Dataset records
+-------+

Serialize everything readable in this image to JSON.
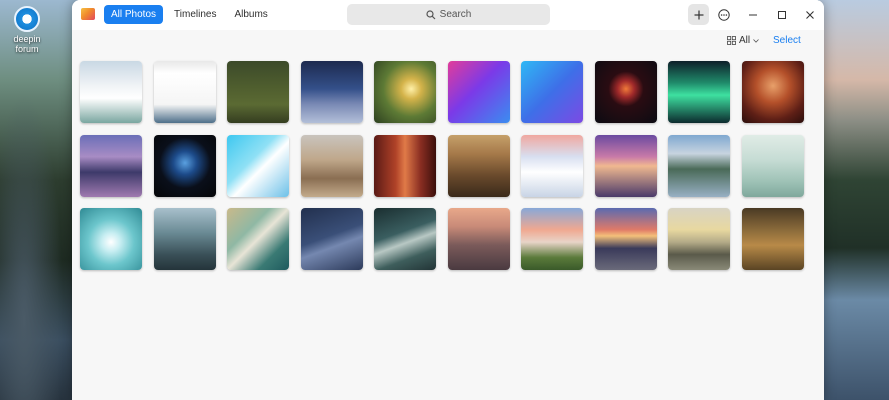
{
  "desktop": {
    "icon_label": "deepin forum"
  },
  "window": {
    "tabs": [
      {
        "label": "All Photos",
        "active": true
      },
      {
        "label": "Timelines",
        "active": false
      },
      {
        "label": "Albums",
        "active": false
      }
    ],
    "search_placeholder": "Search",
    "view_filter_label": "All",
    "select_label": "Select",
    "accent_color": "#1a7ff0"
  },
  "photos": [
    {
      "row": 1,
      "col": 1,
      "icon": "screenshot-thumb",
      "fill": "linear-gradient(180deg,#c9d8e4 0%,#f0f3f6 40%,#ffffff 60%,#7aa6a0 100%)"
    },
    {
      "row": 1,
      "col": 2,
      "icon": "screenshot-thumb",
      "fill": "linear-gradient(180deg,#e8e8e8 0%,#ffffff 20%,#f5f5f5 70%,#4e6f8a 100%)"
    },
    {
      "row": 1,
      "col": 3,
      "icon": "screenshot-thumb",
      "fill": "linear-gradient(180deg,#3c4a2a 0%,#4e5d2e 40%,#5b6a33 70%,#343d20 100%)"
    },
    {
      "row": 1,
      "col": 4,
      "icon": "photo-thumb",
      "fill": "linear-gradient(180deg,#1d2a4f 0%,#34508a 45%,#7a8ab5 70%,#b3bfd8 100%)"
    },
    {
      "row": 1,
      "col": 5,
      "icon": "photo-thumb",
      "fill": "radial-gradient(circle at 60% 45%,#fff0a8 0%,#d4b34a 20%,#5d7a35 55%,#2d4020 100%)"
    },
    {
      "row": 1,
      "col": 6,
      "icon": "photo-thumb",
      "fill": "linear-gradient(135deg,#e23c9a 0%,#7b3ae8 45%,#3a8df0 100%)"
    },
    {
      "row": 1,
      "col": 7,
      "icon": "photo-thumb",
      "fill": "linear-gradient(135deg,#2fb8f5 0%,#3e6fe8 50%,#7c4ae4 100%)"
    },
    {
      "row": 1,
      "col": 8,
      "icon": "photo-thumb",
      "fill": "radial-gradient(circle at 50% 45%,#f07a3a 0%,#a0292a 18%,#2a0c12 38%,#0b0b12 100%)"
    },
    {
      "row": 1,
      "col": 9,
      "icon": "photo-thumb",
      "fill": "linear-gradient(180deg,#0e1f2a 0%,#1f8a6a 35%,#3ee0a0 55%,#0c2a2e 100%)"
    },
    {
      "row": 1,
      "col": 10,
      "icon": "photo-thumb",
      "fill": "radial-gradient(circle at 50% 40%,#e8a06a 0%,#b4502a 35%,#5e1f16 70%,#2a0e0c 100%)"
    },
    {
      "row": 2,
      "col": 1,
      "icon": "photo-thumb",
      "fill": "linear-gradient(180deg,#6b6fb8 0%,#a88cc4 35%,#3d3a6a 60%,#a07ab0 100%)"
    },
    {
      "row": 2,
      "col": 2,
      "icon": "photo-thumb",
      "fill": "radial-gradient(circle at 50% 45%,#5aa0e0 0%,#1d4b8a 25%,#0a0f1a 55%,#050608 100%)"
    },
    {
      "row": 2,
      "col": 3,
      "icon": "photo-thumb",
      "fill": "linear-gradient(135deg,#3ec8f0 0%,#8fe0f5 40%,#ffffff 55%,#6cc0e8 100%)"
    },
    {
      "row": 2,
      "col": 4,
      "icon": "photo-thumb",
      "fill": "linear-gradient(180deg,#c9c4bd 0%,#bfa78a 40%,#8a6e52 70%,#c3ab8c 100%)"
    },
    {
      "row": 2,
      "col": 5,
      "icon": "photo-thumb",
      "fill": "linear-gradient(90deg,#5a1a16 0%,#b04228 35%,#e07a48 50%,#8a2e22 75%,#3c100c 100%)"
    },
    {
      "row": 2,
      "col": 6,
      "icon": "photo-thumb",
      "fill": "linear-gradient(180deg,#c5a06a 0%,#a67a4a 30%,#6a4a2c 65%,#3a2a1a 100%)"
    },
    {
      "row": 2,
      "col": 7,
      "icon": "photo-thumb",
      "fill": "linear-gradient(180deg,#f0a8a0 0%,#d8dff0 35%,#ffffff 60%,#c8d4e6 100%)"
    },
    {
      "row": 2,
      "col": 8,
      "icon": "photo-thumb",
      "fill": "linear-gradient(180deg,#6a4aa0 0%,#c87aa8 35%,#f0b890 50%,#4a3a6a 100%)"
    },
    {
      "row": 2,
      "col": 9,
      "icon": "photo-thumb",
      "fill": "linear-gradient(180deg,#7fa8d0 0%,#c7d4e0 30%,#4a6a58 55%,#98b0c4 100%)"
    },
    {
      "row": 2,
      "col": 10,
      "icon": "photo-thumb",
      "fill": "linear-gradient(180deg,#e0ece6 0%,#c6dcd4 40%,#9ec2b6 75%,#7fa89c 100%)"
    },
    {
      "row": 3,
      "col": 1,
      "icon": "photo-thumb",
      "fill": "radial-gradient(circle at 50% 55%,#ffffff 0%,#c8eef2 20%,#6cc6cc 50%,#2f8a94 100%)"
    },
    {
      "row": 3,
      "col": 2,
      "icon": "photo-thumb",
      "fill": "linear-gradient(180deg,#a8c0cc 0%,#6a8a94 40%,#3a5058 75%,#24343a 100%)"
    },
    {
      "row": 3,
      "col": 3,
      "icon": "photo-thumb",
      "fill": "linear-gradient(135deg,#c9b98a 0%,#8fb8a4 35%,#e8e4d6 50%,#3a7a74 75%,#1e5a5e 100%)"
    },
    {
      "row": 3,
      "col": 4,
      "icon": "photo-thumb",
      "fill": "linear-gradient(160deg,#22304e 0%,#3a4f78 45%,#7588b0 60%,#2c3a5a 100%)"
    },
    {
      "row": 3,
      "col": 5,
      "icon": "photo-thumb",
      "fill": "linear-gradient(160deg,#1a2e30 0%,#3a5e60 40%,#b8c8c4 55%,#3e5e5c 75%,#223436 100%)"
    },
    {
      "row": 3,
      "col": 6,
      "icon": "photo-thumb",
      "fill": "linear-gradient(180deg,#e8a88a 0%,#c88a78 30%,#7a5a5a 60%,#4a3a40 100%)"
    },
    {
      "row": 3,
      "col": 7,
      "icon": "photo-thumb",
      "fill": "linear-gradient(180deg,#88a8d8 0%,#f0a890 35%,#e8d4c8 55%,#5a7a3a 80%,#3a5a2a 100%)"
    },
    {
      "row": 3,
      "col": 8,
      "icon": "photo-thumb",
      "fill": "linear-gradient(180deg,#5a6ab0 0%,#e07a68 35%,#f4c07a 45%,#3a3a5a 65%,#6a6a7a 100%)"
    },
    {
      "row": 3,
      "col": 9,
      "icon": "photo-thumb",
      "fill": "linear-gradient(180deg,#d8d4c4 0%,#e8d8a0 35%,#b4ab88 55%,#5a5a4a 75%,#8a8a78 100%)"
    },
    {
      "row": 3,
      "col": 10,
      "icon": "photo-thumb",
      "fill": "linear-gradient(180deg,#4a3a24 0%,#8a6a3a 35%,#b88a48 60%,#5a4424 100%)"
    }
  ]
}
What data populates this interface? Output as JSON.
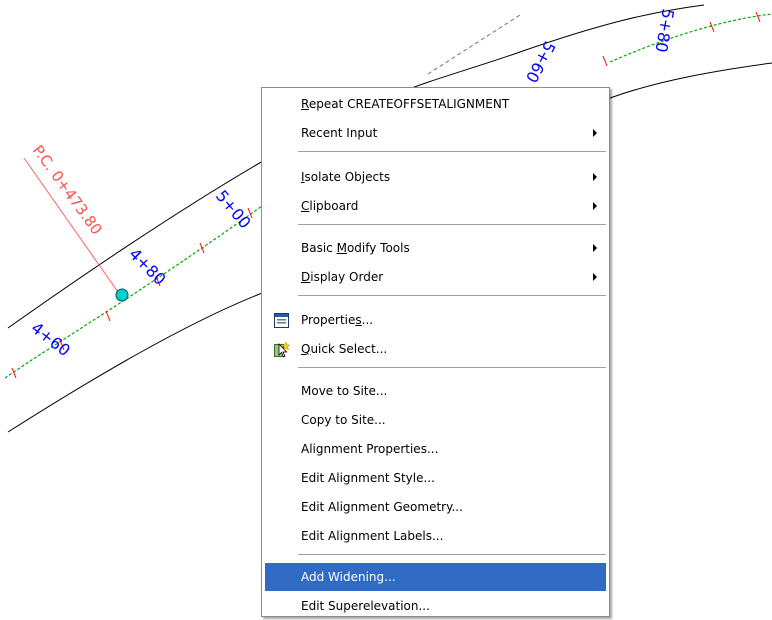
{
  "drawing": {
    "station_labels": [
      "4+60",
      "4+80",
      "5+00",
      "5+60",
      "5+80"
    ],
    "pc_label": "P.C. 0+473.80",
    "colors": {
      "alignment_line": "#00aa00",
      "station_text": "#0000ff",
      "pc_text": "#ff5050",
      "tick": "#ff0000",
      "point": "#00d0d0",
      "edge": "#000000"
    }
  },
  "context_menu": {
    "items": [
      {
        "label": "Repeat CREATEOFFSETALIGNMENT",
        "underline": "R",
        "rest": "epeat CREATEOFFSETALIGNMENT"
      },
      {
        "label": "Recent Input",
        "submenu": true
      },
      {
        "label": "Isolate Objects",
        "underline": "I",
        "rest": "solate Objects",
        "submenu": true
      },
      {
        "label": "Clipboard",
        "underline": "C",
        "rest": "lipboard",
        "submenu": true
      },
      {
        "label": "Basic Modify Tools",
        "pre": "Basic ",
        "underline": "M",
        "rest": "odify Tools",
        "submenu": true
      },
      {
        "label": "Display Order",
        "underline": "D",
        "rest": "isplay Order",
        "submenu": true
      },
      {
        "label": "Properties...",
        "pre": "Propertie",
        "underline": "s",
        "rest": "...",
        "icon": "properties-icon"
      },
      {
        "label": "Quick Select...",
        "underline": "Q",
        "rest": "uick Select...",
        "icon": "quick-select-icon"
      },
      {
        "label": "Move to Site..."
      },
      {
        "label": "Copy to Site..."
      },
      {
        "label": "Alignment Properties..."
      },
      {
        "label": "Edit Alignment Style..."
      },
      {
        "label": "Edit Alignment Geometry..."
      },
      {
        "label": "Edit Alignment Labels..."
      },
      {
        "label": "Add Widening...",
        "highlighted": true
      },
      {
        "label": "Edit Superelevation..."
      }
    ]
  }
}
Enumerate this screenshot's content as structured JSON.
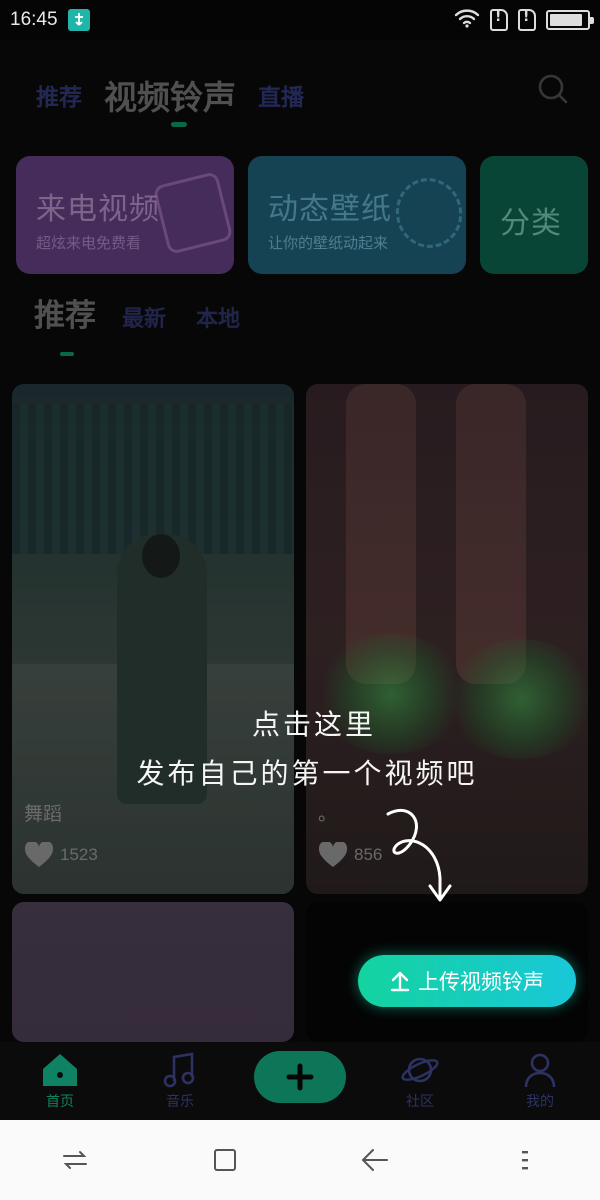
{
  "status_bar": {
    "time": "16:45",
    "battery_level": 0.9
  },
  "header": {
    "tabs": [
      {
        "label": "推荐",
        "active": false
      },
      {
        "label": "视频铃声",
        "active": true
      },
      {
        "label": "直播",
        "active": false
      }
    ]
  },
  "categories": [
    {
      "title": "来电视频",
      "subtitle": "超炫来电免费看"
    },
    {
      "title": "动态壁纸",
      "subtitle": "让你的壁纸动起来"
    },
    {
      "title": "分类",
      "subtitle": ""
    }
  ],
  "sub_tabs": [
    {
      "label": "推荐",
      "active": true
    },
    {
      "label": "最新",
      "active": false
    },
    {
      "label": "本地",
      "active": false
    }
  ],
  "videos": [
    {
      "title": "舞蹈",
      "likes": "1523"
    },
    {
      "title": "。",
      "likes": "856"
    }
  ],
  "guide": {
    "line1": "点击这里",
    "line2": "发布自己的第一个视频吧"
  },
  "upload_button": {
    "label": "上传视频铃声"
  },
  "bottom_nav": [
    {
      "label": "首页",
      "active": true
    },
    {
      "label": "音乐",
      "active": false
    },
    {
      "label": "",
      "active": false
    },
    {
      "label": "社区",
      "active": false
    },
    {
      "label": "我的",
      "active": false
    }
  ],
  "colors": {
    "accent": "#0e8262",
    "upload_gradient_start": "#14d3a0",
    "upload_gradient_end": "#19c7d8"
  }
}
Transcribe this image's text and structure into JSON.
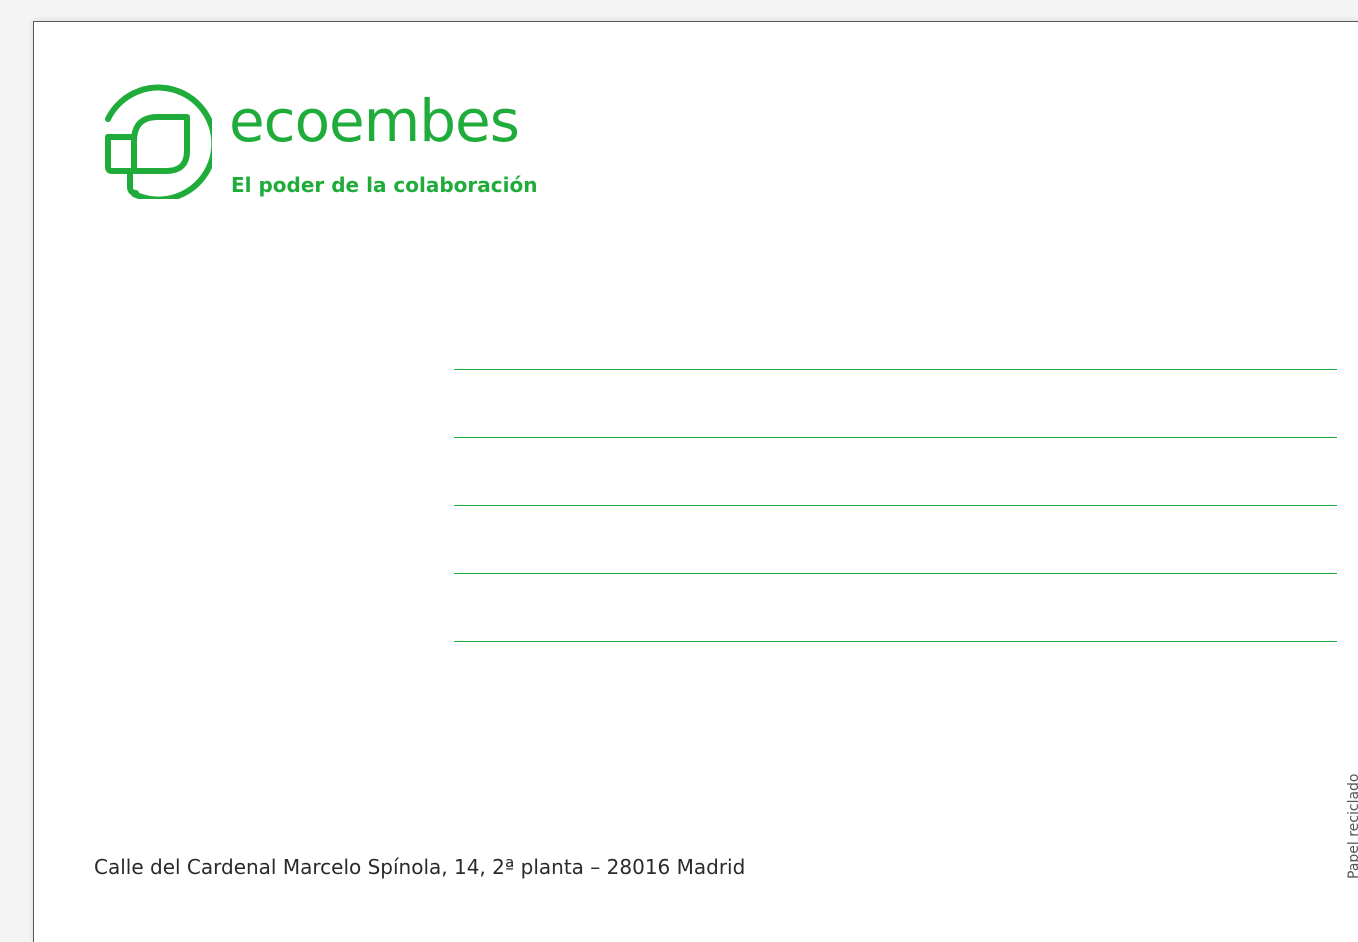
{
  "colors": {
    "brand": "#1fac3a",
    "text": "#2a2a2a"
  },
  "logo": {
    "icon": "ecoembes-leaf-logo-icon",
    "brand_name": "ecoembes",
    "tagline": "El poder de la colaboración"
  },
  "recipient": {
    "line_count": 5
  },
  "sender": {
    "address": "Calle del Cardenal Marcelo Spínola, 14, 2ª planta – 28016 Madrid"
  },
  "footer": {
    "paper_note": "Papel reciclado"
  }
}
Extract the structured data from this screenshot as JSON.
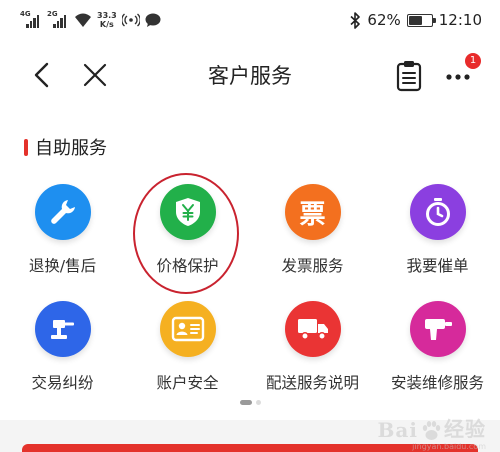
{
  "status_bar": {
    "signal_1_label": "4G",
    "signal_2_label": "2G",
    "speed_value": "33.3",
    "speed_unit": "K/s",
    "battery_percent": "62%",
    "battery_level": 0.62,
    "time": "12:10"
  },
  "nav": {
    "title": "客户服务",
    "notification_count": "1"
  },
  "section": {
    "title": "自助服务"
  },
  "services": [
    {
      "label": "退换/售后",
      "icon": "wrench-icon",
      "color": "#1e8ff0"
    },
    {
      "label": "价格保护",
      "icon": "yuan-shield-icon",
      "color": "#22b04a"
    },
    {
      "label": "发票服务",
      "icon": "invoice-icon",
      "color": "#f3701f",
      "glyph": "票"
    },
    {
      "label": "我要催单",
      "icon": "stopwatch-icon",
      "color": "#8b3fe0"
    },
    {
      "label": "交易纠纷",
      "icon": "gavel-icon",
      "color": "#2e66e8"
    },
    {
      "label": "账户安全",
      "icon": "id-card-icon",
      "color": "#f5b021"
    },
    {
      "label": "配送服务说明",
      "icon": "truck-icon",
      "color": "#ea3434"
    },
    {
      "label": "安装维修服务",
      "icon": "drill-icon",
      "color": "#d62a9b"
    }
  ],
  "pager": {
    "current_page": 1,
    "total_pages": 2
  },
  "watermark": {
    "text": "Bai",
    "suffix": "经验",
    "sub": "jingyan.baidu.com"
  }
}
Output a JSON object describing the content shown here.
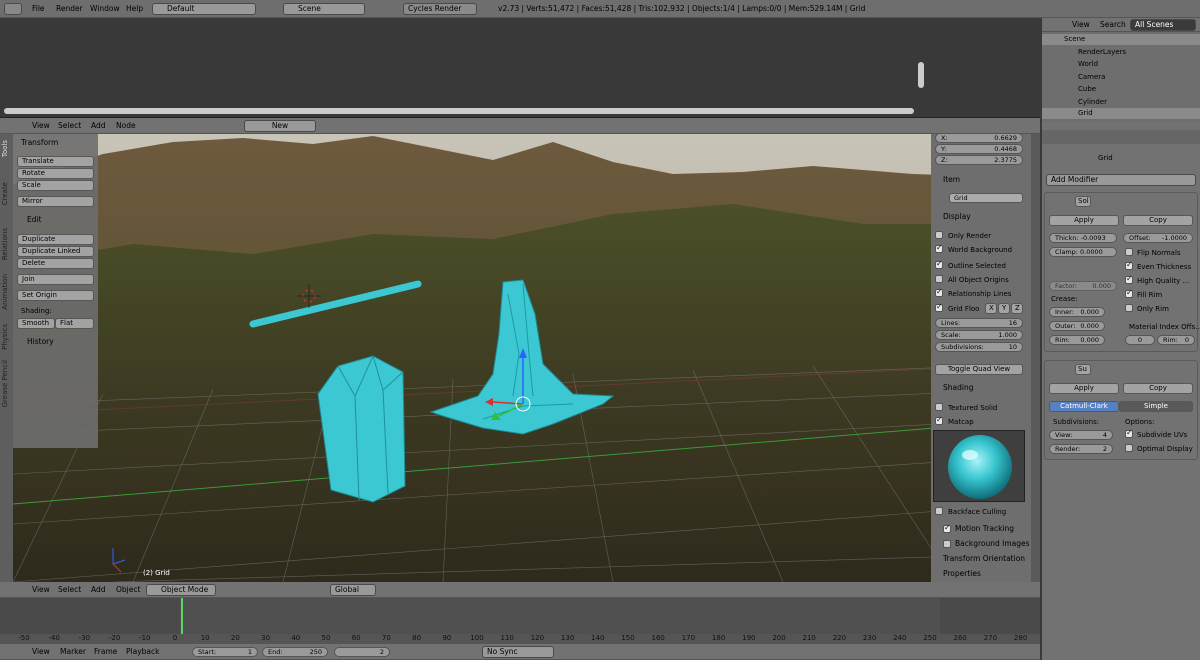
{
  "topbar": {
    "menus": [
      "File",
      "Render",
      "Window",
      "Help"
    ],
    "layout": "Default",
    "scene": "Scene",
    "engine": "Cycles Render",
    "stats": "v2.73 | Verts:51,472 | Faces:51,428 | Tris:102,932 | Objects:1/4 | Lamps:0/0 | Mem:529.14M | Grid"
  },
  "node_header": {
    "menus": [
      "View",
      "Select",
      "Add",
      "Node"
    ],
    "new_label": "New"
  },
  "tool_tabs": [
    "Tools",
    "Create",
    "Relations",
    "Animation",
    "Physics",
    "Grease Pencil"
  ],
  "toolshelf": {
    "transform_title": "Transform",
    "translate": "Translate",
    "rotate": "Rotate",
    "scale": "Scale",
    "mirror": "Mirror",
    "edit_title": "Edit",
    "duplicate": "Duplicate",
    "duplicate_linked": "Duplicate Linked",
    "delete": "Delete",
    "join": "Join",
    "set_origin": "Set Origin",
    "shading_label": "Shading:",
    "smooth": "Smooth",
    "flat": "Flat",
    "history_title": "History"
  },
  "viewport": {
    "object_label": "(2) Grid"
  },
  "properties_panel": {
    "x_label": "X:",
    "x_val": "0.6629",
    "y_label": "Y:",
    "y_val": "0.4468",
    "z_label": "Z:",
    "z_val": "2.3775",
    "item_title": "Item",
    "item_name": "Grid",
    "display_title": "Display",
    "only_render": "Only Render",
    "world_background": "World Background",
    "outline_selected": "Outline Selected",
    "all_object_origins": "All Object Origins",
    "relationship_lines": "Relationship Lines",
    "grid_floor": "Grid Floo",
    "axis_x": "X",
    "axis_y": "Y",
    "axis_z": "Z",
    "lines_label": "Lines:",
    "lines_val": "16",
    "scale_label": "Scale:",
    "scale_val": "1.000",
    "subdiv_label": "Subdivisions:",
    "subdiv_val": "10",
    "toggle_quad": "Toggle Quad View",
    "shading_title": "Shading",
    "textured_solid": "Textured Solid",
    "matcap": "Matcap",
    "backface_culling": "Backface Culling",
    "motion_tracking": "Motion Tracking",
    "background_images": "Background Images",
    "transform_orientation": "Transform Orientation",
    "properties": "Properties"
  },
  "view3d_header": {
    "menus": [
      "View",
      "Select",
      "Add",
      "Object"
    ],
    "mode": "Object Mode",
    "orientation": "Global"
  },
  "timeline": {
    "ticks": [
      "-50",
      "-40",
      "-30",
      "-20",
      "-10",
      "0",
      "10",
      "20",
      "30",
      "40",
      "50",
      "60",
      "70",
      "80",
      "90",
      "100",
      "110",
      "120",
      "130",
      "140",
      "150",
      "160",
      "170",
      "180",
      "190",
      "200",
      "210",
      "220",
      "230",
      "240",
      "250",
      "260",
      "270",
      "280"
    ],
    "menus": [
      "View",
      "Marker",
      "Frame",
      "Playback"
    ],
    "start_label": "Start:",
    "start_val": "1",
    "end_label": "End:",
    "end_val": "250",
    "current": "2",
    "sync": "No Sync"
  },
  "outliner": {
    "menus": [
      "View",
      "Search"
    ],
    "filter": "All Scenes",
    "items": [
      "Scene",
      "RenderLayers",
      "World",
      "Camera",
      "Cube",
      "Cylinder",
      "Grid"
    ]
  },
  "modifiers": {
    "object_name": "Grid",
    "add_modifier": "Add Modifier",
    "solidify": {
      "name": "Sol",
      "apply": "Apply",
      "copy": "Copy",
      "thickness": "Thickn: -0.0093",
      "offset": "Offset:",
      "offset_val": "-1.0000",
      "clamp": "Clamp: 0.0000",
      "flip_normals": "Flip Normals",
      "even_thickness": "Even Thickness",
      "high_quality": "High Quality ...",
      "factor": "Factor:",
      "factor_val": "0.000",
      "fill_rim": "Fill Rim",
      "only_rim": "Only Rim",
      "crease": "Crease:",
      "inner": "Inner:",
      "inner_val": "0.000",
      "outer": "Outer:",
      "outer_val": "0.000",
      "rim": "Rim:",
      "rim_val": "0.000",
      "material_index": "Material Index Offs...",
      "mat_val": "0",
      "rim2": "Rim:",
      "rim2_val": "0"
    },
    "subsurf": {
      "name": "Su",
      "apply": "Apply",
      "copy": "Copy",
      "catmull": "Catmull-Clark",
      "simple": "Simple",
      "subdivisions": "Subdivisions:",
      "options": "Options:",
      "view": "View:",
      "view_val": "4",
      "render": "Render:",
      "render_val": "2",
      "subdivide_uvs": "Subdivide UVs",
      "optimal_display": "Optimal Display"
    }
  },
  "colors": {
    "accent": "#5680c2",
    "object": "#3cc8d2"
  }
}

+-------+

From the entries, report each line that includes the word "radial".

      "fill": "radial-gradient(circle at 60% 45%,#fff0a8 0%,#d4b34a 20%,#5d7a35 55%,#2d4020 100%)"
      "fill": "radial-gradient(circle at 50% 45%,#f07a3a 0%,#a0292a 18%,#2a0c12 38%,#0b0b12 100%)"
      "fill": "radial-gradient(circle at 50% 40%,#e8a06a 0%,#b4502a 35%,#5e1f16 70%,#2a0e0c 100%)"
      "fill": "radial-gradient(circle at 50% 45%,#5aa0e0 0%,#1d4b8a 25%,#0a0f1a 55%,#050608 100%)"
      "fill": "radial-gradient(circle at 50% 55%,#ffffff 0%,#c8eef2 20%,#6cc6cc 50%,#2f8a94 100%)"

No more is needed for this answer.